[Entries from a dataset]

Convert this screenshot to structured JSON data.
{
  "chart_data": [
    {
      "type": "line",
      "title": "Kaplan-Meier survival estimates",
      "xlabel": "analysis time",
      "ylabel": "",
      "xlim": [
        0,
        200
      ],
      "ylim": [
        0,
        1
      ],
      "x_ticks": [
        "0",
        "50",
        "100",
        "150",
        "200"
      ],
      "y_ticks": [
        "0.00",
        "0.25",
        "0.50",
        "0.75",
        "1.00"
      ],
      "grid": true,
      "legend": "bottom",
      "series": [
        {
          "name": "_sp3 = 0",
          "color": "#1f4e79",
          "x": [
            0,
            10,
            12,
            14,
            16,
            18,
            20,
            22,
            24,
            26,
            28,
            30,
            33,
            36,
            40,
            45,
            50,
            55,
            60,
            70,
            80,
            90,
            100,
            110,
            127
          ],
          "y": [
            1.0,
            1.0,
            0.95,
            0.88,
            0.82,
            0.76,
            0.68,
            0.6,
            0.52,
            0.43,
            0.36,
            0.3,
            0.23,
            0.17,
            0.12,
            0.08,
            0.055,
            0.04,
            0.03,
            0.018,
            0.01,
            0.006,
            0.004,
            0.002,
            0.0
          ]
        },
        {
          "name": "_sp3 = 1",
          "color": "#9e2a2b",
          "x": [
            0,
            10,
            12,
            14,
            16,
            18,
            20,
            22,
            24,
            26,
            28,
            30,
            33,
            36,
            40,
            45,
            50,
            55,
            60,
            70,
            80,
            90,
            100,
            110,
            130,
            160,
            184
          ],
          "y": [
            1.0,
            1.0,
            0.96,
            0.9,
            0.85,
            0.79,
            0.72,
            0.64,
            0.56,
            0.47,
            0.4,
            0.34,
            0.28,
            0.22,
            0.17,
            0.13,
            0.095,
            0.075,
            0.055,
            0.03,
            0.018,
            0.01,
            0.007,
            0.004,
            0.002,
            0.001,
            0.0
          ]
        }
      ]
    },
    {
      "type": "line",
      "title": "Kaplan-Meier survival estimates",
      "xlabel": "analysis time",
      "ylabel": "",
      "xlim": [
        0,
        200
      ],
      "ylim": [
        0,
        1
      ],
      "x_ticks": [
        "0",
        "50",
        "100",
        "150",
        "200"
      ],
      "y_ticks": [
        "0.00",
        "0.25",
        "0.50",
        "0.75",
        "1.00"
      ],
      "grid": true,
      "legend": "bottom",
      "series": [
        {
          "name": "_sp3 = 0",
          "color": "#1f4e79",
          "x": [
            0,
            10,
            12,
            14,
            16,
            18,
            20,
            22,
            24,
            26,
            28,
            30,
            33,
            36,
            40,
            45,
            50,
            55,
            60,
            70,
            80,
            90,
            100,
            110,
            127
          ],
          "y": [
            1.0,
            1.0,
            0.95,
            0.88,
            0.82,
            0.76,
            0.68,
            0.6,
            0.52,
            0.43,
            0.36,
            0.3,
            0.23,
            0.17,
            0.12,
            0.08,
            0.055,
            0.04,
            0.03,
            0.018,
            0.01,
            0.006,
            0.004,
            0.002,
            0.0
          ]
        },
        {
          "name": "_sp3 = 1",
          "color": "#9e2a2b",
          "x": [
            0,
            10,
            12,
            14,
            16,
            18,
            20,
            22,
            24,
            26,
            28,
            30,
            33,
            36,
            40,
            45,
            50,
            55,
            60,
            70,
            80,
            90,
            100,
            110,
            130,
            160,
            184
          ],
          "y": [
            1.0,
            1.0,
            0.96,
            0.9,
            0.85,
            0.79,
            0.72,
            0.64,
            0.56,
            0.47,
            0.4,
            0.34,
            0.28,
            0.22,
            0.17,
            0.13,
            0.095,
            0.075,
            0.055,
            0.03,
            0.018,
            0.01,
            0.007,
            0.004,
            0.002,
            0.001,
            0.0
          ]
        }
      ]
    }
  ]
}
* * *
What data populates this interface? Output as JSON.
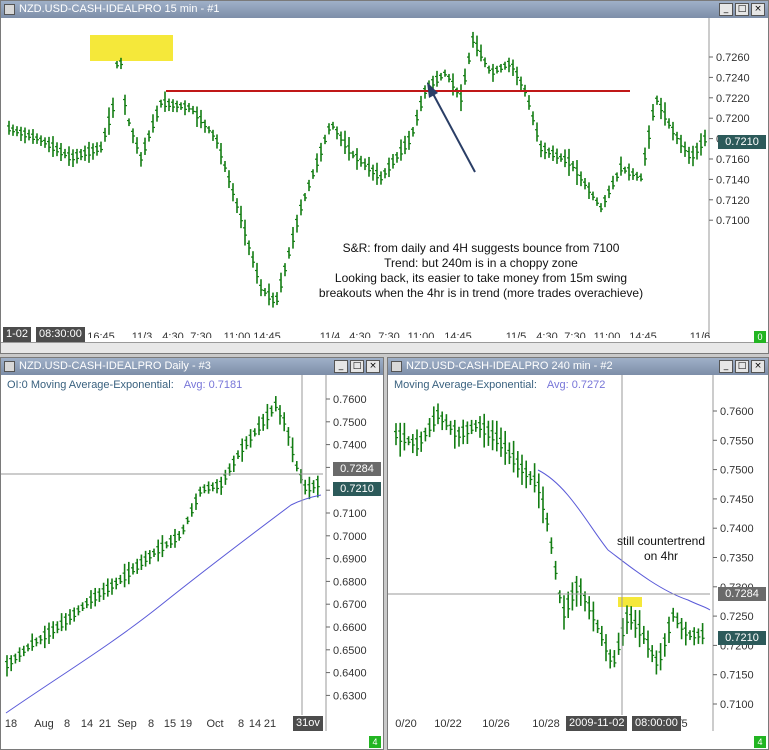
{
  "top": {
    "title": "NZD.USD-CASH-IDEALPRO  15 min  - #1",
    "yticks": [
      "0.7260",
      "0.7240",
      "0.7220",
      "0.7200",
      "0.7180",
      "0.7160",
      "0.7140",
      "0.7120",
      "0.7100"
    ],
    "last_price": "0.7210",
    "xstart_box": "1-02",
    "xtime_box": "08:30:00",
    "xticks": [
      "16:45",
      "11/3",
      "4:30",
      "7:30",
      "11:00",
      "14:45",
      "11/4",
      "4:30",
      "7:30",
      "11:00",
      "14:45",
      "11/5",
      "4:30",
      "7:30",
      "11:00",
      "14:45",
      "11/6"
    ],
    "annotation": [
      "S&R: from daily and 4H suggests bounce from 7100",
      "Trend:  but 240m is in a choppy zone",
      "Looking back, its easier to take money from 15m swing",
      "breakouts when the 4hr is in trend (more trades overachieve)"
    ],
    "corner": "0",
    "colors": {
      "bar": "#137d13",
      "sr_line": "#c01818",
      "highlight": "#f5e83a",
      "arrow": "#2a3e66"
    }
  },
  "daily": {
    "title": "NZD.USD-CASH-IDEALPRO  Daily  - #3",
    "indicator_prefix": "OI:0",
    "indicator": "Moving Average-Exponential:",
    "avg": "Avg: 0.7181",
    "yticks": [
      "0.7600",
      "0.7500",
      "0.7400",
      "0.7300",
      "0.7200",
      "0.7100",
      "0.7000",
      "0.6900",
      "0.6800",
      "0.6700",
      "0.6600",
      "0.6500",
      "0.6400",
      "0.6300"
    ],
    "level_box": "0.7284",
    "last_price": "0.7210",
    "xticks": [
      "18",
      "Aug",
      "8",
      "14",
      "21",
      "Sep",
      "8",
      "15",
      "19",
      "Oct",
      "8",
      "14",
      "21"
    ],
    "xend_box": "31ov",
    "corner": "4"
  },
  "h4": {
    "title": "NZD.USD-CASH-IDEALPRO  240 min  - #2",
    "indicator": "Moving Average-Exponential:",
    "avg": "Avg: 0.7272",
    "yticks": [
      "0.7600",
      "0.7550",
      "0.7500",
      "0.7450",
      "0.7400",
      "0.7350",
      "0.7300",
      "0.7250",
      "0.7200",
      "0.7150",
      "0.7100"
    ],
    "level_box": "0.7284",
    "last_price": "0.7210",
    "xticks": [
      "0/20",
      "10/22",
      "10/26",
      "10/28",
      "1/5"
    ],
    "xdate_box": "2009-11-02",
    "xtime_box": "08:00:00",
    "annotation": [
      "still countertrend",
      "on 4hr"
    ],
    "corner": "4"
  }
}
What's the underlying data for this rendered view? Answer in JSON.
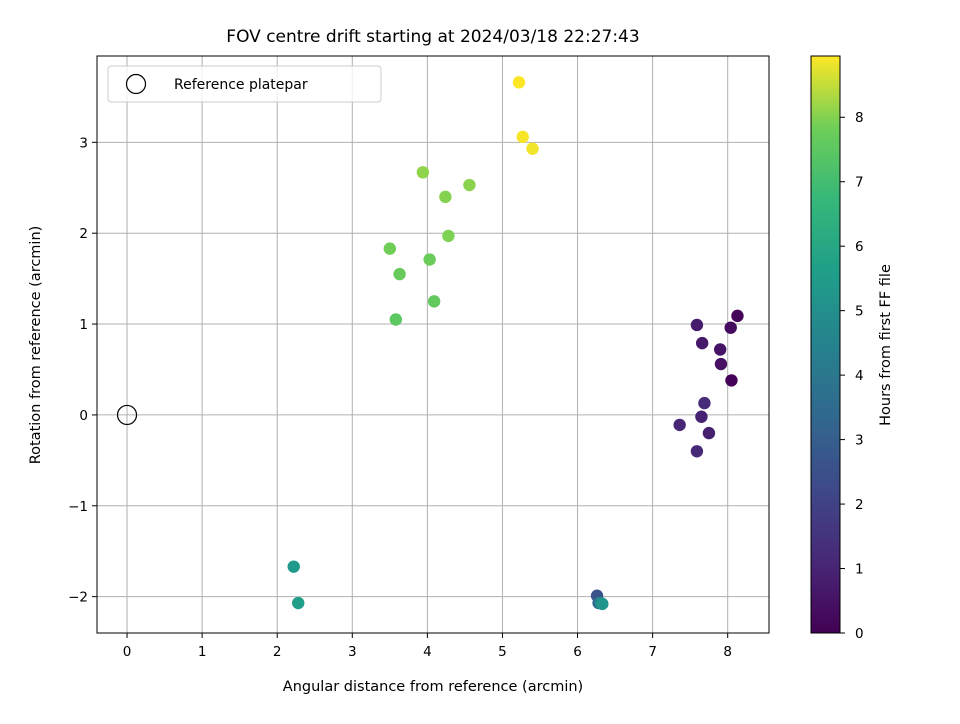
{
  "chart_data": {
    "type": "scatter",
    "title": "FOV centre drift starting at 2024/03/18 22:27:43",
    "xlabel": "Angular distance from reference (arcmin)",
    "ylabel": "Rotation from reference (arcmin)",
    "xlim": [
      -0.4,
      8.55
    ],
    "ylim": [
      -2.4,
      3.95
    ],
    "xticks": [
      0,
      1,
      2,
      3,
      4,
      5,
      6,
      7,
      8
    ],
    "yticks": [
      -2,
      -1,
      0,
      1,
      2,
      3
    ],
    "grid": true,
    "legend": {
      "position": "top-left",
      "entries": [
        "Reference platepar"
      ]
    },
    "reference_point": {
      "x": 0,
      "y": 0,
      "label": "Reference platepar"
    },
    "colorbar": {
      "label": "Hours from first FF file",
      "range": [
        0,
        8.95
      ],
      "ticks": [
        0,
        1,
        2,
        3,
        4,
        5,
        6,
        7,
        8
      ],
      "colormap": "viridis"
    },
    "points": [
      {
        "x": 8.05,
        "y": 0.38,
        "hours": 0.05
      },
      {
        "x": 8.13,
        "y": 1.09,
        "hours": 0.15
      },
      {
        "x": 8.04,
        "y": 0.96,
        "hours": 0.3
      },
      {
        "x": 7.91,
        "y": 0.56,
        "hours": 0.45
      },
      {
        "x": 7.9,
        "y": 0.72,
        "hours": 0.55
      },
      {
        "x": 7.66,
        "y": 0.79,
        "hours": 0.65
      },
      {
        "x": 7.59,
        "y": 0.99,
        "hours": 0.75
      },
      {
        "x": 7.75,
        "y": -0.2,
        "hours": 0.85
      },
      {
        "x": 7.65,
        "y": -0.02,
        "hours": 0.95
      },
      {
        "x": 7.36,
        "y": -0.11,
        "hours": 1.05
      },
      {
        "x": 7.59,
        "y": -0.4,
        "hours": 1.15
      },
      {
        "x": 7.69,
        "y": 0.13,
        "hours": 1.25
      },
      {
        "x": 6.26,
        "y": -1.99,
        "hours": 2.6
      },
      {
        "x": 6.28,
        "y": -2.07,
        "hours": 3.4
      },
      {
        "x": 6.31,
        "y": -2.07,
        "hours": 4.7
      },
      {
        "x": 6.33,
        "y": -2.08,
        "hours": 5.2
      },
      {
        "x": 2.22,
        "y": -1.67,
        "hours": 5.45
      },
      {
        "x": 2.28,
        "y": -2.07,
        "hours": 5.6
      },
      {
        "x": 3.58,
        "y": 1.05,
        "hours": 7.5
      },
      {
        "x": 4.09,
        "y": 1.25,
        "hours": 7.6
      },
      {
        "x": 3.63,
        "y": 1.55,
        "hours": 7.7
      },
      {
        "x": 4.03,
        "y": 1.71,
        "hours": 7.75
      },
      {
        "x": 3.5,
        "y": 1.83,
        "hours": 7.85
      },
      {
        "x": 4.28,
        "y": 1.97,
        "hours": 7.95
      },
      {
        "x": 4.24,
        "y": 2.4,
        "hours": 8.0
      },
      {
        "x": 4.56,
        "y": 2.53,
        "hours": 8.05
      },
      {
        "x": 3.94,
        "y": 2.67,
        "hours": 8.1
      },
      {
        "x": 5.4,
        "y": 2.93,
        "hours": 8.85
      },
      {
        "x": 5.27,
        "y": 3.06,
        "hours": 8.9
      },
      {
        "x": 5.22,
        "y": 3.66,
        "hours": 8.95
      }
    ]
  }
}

▸ **Goal**
Look for "this" and pull out every line that has it.

▸ **Correct response**
Convert this screenshot to structured JSON data.
What data populates this interface? Output as JSON.
What's the underlying data for this rendered view? Answer in JSON.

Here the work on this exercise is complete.